━━━━━ WORKING DATA

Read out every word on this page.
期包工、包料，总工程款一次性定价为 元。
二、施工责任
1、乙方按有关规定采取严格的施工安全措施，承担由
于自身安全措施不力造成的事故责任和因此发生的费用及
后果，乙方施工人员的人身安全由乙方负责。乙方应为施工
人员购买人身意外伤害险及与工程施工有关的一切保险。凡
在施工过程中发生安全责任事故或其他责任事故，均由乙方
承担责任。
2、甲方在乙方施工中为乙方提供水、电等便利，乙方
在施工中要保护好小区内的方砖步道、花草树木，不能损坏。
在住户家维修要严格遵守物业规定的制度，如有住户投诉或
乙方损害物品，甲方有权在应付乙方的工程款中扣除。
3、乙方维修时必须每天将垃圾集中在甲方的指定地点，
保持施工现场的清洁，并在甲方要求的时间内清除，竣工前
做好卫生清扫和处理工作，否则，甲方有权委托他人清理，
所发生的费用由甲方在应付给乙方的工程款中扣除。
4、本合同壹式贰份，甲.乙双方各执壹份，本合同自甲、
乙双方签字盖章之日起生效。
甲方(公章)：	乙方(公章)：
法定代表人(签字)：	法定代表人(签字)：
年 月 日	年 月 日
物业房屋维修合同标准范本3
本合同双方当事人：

━━━━━━━━━━

Retype every entry word for word.

Read out every word on this page.
期包工、包料，总工程款一次性定价为 元。
二、施工责任
1、乙方按有关规定采取严格的施工安全措施，承担由
于自身安全措施不力造成的事故责任和因此发生的费用及
后果，乙方施工人员的人身安全由乙方负责。乙方应为施工
人员购买人身意外伤害险及与工程施工有关的一切保险。凡
在施工过程中发生安全责任事故或其他责任事故，均由乙方
承担责任。
2、甲方在乙方施工中为乙方提供水、电等便利，乙方
在施工中要保护好小区内的方砖步道、花草树木，不能损坏。
在住户家维修要严格遵守物业规定的制度，如有住户投诉或
乙方损害物品，甲方有权在应付乙方的工程款中扣除。
3、乙方维修时必须每天将垃圾集中在甲方的指定地点，
保持施工现场的清洁，并在甲方要求的时间内清除，竣工前
做好卫生清扫和处理工作，否则，甲方有权委托他人清理，
所发生的费用由甲方在应付给乙方的工程款中扣除。
4、本合同壹式贰份，甲.乙双方各执壹份，本合同自甲、
乙双方签字盖章之日起生效。
甲方(公章)：	乙方(公章)：
法定代表人(签字)：	法定代表人(签字)：
年 月 日	年 月 日
物业房屋维修合同标准范本3
本合同双方当事人：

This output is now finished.